---------- Available data ----------
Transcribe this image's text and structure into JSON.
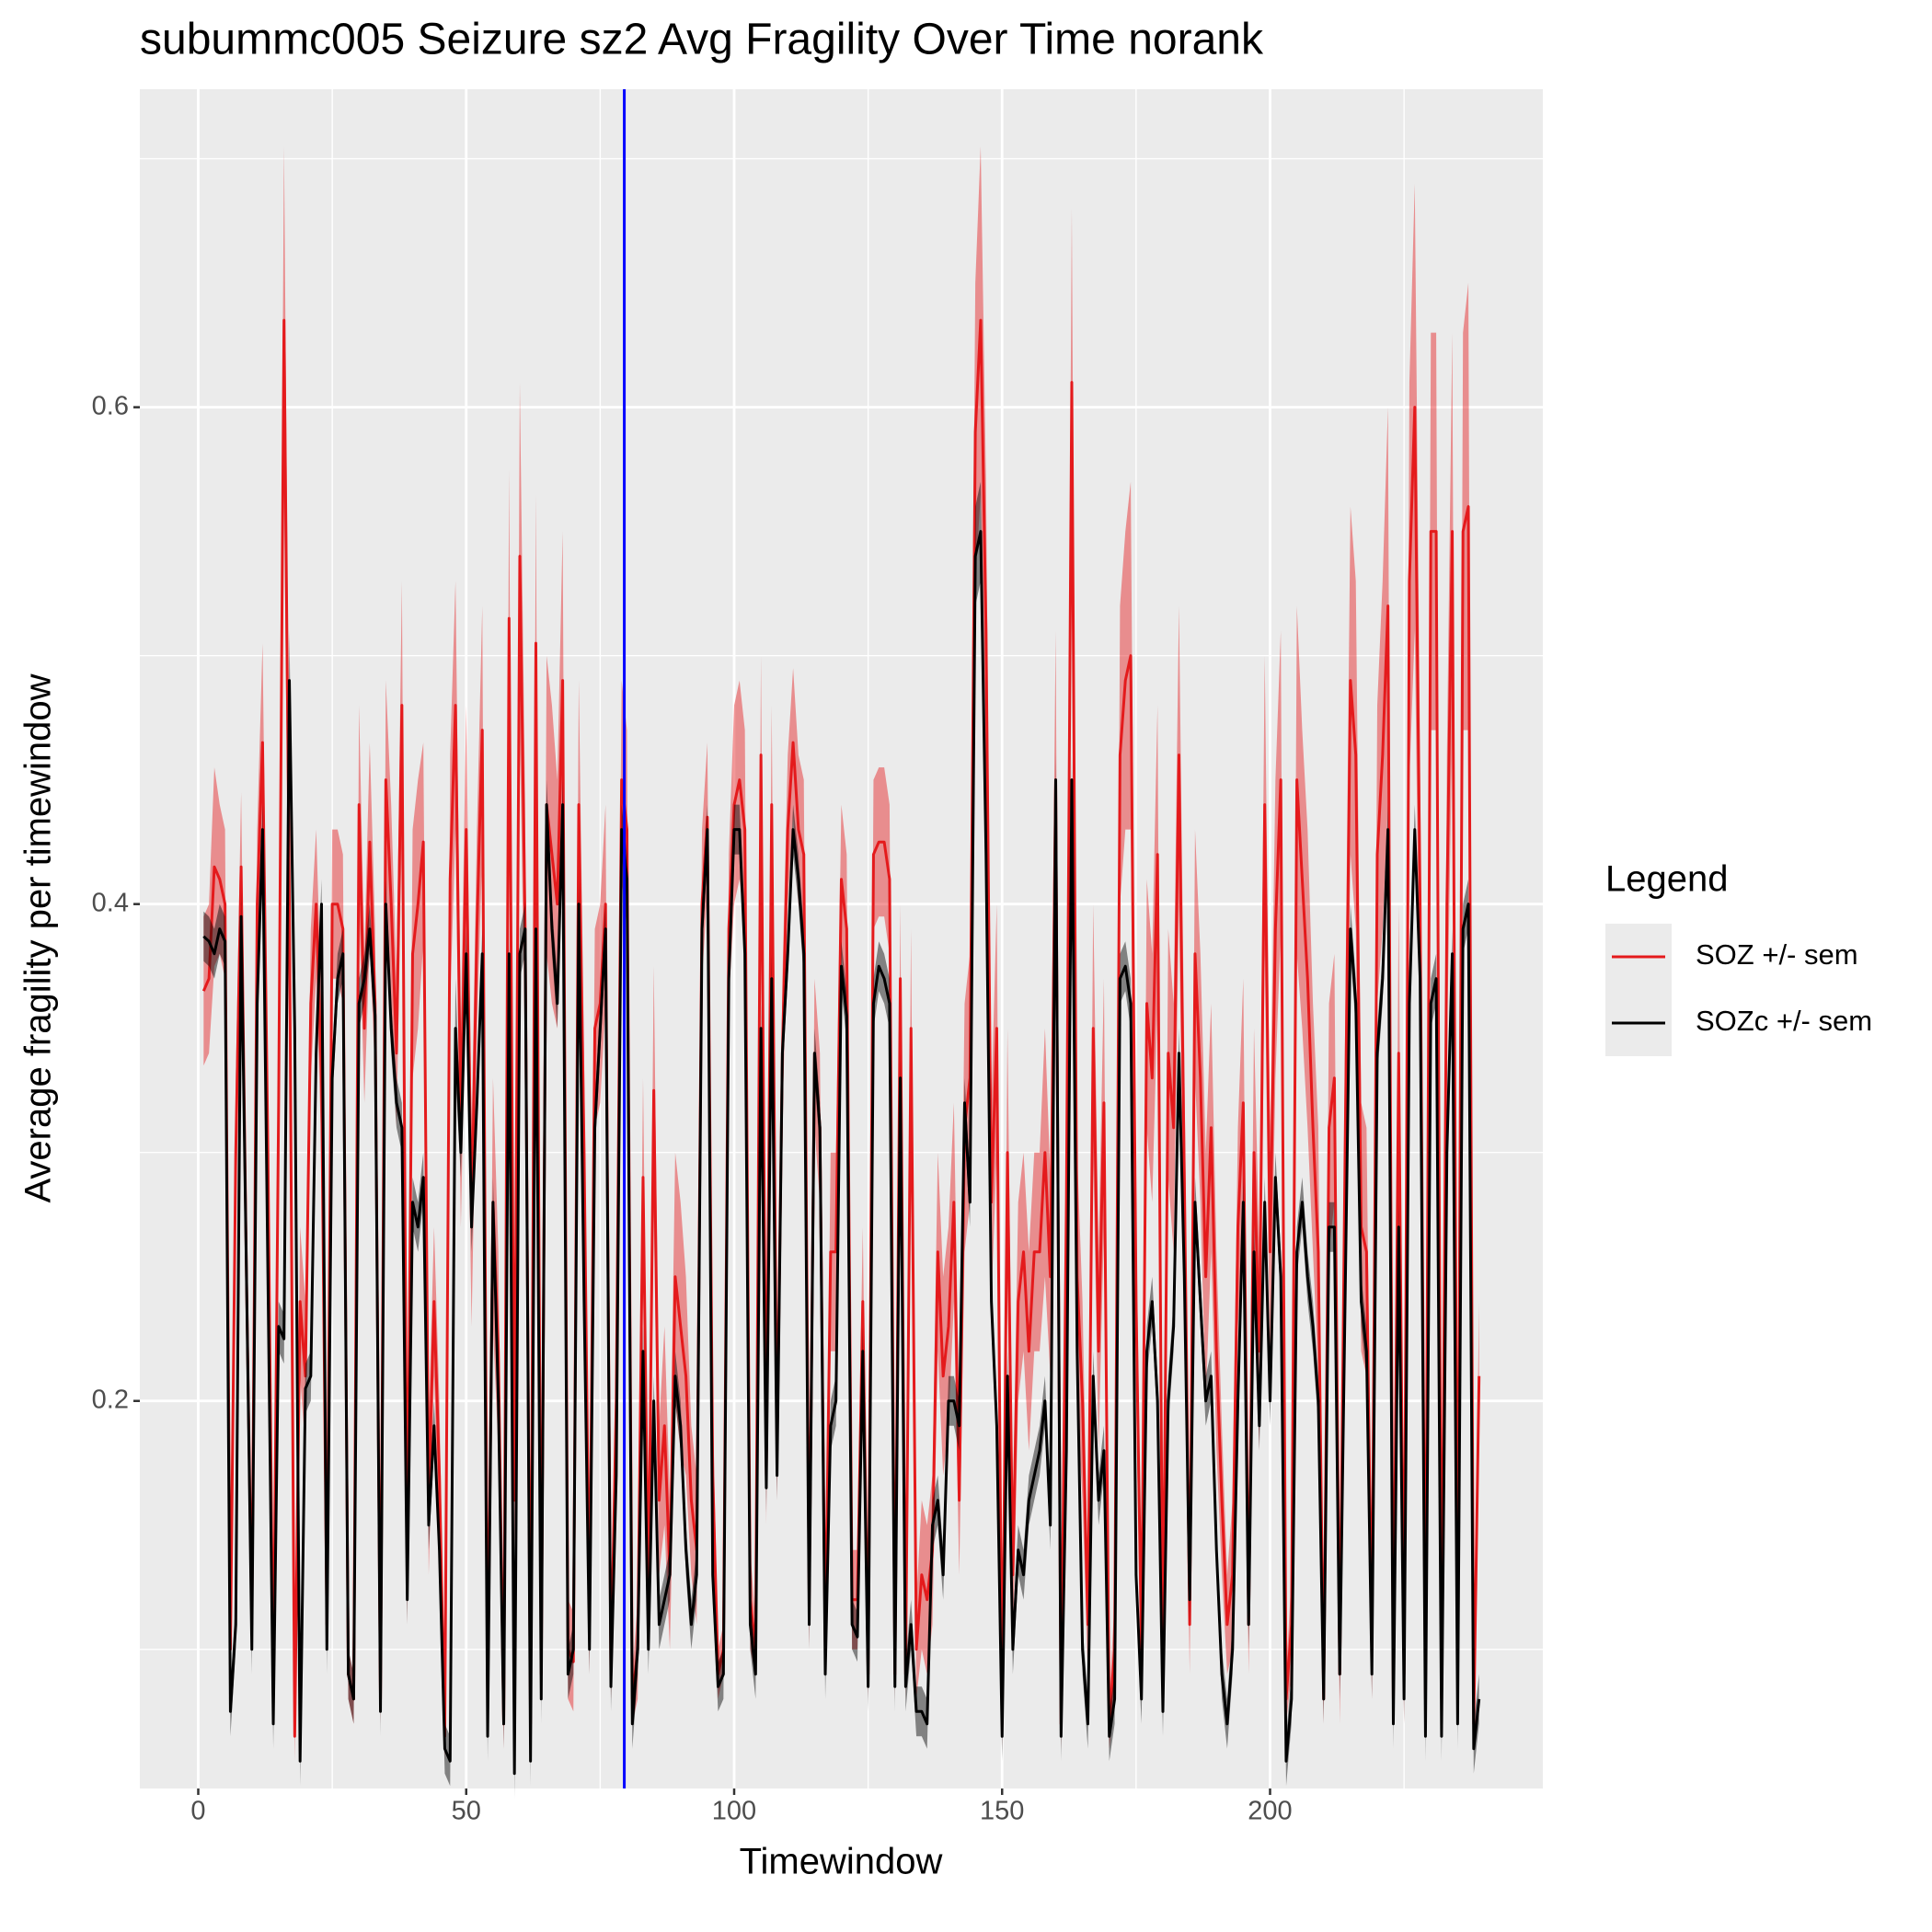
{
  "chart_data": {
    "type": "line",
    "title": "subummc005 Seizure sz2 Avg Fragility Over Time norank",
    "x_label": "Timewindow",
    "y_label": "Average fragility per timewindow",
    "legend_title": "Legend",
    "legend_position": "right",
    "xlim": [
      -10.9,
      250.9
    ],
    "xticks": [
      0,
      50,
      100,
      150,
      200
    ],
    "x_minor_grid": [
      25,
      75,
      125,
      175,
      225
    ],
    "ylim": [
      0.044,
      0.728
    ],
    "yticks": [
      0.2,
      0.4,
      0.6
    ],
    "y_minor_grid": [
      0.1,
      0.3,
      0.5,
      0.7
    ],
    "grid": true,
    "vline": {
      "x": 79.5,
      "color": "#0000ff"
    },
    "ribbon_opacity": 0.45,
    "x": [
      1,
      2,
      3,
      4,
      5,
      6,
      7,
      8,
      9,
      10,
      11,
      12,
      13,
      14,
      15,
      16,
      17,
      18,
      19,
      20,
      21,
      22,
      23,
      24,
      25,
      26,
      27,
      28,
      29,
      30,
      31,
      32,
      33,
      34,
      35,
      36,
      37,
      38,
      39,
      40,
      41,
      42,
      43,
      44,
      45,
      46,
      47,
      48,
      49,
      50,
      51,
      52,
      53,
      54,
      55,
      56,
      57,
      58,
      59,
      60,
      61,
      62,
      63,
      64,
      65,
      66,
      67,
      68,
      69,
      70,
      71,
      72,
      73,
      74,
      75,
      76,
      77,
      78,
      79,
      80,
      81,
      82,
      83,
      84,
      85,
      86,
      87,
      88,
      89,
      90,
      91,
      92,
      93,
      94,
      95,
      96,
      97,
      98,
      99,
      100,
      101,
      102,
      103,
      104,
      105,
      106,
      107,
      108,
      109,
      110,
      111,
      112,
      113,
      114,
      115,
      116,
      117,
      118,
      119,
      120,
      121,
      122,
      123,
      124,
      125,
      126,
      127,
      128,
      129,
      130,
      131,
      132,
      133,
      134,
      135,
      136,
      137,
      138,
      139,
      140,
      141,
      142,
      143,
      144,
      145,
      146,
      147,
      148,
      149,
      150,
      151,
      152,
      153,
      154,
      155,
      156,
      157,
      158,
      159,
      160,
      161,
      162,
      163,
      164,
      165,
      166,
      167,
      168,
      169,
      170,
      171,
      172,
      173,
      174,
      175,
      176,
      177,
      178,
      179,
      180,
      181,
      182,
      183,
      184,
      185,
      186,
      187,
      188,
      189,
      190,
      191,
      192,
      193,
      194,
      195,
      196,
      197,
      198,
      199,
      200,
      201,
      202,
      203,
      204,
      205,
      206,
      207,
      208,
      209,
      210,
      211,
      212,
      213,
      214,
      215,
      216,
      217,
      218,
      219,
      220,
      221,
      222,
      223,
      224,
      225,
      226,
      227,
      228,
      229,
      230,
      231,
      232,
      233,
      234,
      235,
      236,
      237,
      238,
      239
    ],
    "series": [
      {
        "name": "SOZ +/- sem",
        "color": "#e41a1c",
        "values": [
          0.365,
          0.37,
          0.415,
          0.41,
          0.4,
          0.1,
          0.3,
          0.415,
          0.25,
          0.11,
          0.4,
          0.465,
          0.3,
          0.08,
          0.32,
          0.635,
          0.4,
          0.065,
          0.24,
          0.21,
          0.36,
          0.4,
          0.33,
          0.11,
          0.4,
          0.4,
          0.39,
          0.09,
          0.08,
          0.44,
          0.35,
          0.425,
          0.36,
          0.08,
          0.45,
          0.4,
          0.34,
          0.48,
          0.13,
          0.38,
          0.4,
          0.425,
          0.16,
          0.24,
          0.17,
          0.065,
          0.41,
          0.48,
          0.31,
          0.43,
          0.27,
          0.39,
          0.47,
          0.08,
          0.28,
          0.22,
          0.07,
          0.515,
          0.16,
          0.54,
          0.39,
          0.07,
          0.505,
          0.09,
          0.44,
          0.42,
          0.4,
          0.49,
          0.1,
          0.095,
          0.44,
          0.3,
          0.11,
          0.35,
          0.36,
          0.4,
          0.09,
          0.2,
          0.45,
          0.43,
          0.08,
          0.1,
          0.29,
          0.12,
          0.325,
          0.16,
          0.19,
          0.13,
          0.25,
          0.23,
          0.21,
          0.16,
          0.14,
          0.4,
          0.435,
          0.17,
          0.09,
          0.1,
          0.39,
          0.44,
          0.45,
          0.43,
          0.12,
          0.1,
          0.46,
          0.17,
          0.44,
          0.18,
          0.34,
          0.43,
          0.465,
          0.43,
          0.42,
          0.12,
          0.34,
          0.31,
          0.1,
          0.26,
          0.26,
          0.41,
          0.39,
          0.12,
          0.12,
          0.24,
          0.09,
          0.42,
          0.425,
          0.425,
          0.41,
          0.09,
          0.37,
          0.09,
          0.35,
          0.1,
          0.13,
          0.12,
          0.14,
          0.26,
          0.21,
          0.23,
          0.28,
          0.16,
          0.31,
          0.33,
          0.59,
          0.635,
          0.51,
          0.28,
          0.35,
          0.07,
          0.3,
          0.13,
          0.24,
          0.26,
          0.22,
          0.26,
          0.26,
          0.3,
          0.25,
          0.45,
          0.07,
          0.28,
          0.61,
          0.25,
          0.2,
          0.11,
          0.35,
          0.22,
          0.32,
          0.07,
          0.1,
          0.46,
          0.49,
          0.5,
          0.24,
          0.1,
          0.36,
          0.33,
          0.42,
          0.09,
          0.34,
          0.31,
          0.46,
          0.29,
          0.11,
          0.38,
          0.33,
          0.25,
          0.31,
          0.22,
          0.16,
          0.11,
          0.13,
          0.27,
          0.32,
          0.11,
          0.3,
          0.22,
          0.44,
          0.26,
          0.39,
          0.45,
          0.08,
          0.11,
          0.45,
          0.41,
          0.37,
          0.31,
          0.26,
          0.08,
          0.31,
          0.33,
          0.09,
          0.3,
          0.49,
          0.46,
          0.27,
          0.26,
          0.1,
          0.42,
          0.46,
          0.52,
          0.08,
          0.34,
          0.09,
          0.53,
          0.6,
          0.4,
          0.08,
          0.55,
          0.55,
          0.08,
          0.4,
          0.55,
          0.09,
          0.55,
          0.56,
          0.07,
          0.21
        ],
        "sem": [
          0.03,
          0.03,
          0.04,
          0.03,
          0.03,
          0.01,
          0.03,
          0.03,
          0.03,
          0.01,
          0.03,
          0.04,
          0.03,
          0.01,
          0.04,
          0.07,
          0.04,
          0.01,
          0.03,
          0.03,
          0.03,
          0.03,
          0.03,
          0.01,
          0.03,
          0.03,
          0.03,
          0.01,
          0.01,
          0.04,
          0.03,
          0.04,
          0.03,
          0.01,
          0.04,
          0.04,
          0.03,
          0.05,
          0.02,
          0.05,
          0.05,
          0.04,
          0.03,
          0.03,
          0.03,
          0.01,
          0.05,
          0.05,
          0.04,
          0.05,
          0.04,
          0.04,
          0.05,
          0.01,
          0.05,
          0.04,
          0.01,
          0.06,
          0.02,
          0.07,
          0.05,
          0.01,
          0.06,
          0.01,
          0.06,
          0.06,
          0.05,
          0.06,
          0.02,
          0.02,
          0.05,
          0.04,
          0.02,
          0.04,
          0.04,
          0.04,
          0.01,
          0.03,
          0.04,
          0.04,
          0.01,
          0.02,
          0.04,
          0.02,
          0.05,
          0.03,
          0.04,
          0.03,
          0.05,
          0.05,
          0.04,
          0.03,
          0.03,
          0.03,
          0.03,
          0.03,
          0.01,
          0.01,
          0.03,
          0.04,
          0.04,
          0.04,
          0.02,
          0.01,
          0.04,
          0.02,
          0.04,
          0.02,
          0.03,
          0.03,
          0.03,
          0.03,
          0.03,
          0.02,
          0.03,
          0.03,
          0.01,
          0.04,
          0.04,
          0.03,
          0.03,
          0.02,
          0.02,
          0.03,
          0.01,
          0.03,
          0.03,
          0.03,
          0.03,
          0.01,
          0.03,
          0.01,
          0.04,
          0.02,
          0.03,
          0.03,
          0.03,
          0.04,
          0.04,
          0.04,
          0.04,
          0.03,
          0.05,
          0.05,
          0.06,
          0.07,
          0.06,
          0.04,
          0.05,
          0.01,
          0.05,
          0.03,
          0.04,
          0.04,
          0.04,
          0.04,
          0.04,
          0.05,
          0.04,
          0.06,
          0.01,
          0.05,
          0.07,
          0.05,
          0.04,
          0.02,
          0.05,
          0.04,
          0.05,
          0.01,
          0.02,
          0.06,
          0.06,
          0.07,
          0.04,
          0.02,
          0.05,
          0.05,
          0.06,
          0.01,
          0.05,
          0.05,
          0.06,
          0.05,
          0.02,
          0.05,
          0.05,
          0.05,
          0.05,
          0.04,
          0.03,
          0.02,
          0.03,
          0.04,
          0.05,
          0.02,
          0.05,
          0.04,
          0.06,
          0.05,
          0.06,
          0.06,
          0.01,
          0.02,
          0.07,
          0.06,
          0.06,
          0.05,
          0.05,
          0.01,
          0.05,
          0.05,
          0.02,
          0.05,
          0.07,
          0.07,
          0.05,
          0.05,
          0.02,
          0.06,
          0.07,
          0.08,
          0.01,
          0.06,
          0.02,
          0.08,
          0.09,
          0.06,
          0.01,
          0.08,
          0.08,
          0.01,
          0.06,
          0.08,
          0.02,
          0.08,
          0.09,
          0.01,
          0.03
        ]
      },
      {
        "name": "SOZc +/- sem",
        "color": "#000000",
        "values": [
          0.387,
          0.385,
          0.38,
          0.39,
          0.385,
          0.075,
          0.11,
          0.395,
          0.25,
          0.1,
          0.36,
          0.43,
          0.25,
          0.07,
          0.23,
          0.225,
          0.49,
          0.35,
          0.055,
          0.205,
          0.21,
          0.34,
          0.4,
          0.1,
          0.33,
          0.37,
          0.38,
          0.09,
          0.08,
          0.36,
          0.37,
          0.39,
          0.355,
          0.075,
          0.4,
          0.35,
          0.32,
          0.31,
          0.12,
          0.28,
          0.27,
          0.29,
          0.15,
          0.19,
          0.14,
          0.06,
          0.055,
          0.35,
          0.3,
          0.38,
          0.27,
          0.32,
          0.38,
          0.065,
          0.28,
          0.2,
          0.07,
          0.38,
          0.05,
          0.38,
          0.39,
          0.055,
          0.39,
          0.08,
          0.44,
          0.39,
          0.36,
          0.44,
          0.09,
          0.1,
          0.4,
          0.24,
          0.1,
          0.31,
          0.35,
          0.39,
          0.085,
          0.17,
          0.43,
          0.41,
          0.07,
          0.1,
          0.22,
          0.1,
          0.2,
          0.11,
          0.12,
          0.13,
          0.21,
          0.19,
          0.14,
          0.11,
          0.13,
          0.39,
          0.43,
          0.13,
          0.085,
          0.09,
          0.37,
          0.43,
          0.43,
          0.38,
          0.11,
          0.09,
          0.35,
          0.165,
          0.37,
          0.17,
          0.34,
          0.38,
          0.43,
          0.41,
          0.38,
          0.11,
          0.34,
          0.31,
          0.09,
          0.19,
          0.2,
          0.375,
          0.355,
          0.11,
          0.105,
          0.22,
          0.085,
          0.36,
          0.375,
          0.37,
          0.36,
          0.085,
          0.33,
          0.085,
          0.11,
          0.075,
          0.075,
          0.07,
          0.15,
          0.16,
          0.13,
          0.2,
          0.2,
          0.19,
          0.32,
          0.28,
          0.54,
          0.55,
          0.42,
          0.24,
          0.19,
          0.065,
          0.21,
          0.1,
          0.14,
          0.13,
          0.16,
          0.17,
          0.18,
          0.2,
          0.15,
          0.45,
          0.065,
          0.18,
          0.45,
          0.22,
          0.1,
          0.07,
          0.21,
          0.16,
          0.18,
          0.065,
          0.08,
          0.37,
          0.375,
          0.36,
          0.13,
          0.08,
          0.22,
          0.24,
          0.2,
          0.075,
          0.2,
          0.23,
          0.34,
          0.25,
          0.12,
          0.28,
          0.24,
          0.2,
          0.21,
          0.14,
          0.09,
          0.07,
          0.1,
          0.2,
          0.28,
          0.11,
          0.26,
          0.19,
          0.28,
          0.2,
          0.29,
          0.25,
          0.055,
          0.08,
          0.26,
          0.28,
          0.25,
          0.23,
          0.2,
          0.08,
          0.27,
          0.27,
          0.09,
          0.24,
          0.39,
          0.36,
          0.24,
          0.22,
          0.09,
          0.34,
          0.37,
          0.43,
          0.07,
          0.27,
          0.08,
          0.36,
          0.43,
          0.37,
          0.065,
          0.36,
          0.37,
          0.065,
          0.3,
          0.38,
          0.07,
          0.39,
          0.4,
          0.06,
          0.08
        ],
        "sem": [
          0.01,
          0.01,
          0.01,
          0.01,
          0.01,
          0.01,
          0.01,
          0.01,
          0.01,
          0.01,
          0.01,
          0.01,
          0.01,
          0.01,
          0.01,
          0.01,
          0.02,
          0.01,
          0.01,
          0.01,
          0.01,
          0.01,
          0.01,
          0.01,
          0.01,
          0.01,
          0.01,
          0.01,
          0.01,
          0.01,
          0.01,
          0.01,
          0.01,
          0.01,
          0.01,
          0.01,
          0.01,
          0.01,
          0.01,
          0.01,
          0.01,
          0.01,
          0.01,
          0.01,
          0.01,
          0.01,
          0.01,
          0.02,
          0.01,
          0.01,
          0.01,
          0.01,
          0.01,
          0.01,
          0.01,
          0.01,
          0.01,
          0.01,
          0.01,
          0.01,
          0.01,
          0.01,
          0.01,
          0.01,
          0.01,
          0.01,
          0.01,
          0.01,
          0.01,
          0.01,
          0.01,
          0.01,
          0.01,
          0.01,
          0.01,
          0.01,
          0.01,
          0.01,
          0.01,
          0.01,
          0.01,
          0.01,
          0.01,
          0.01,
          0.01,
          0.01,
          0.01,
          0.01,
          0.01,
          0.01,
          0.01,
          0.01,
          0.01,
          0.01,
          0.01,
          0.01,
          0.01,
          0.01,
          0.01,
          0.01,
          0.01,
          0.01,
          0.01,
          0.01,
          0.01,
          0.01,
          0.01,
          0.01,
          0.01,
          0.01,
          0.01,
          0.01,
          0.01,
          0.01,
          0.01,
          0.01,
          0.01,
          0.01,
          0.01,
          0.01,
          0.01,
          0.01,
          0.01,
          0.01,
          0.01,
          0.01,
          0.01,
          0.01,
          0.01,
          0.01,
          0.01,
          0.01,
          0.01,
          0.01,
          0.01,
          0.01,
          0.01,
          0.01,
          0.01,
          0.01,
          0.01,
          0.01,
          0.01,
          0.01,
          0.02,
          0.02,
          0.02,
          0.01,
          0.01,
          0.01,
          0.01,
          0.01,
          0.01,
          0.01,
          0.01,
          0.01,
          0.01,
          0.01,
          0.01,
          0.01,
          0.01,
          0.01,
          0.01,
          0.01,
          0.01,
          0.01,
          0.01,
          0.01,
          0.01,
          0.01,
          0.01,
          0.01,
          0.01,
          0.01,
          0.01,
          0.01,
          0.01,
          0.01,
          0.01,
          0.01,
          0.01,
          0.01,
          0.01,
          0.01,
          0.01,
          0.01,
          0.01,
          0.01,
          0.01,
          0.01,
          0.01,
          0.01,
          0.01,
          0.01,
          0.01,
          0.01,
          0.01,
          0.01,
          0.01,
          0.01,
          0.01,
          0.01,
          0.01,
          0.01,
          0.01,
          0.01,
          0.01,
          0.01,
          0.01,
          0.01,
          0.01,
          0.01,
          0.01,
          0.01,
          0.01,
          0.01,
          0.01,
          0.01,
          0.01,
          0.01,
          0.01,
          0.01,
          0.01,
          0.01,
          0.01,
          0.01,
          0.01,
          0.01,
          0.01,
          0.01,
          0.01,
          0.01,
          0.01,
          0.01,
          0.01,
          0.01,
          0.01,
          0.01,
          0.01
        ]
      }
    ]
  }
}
----------
Problem to solve — Select from the material above each line in which the string "color" appears, and list those lines.

Correct answer —
      "color": "#0000ff"
        "color": "#e41a1c",
        "color": "#000000",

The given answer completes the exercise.